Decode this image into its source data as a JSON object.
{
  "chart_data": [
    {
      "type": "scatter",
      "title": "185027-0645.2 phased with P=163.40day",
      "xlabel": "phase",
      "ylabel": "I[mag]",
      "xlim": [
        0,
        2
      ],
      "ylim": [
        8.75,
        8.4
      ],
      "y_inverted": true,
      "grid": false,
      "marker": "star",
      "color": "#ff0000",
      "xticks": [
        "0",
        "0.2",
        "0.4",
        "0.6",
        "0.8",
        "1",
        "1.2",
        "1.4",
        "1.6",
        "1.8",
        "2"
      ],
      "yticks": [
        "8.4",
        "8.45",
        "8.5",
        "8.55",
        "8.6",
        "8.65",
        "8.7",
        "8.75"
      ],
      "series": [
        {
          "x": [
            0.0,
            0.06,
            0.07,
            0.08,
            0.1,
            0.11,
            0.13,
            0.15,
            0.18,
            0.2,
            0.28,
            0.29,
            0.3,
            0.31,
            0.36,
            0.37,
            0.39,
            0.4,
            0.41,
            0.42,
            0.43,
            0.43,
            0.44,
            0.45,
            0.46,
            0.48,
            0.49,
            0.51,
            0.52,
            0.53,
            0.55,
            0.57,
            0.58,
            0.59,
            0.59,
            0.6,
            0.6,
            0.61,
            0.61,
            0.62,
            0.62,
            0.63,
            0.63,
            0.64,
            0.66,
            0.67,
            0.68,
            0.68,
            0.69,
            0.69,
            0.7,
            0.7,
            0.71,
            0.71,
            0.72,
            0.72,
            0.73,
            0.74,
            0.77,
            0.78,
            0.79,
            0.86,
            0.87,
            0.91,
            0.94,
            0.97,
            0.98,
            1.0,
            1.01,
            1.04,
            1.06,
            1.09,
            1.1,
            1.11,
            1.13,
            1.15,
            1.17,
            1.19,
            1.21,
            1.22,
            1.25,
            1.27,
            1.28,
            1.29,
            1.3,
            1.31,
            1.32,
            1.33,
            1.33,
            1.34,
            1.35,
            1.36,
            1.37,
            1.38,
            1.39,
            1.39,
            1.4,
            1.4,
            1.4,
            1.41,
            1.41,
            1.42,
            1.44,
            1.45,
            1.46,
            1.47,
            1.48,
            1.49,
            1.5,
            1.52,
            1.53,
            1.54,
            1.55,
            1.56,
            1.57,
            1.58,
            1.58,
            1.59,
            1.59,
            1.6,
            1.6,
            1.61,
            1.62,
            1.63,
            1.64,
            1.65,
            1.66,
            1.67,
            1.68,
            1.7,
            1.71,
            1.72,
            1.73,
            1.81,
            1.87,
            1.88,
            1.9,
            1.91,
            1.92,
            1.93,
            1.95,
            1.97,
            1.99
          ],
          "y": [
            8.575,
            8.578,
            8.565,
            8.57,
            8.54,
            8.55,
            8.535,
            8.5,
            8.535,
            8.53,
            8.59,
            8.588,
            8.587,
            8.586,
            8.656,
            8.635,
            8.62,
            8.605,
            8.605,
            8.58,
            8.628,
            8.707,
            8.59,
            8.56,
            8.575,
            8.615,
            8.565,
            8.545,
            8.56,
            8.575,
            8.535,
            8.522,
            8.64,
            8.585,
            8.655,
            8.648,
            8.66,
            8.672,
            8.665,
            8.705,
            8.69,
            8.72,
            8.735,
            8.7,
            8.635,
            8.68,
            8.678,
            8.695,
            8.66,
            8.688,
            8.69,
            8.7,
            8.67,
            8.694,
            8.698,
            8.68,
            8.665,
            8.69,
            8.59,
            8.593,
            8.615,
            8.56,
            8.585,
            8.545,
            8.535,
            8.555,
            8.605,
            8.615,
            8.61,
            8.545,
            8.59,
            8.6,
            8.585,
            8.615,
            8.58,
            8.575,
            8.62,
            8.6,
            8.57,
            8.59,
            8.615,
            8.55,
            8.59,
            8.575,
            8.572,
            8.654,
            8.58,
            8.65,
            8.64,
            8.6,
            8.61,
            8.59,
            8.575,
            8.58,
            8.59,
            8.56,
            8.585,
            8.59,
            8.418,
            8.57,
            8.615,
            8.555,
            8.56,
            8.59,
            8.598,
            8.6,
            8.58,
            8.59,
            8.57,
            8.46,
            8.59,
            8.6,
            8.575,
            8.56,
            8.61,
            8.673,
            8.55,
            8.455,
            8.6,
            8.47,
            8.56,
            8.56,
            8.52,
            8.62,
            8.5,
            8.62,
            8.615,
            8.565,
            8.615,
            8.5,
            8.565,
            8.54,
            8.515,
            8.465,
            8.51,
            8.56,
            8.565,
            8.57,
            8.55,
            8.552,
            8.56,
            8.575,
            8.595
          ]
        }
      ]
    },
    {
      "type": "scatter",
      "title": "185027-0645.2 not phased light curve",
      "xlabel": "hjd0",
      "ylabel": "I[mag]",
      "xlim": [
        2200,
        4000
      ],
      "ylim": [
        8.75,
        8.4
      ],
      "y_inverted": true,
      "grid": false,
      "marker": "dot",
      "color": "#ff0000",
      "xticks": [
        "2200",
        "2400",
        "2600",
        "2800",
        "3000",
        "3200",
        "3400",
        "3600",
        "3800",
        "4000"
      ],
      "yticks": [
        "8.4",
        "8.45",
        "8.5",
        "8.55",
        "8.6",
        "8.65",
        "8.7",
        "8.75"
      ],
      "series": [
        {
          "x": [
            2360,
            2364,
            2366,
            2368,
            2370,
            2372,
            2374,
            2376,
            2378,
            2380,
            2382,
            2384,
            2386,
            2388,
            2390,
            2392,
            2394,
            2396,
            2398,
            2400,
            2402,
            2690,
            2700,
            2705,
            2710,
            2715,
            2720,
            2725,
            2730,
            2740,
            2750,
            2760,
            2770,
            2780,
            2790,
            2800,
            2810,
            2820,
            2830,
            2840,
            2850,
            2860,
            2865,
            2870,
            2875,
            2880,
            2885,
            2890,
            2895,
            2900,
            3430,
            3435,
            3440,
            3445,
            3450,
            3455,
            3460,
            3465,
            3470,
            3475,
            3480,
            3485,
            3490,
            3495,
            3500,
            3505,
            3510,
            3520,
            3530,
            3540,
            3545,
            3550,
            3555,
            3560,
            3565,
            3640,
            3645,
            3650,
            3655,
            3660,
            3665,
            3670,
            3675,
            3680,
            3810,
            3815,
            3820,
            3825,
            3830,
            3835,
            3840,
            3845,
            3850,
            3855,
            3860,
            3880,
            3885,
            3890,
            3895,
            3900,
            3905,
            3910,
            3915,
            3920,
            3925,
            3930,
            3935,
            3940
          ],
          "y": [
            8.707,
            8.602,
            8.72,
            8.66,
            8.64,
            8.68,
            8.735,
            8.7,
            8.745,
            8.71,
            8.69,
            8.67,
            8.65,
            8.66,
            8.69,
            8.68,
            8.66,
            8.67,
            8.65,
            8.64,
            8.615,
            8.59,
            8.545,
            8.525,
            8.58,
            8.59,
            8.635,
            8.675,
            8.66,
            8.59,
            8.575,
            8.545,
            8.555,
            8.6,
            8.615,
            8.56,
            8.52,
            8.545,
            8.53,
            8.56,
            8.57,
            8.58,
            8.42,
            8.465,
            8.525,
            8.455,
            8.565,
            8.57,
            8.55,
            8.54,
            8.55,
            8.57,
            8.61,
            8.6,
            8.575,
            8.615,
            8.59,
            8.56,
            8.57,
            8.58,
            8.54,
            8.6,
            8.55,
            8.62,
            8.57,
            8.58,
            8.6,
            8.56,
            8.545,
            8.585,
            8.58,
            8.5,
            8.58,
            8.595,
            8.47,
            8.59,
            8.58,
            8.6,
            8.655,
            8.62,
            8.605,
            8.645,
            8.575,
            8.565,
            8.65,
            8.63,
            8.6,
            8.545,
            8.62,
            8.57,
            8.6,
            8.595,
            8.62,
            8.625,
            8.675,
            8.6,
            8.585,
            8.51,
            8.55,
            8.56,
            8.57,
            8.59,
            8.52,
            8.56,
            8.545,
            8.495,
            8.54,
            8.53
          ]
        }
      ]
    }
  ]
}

▸ Do this: Find every line in the records that contains the word "title"; copy those lines.

▸ The reply:
      "title": "185027-0645.2 phased with P=163.40day",
      "title": "185027-0645.2 not phased light curve",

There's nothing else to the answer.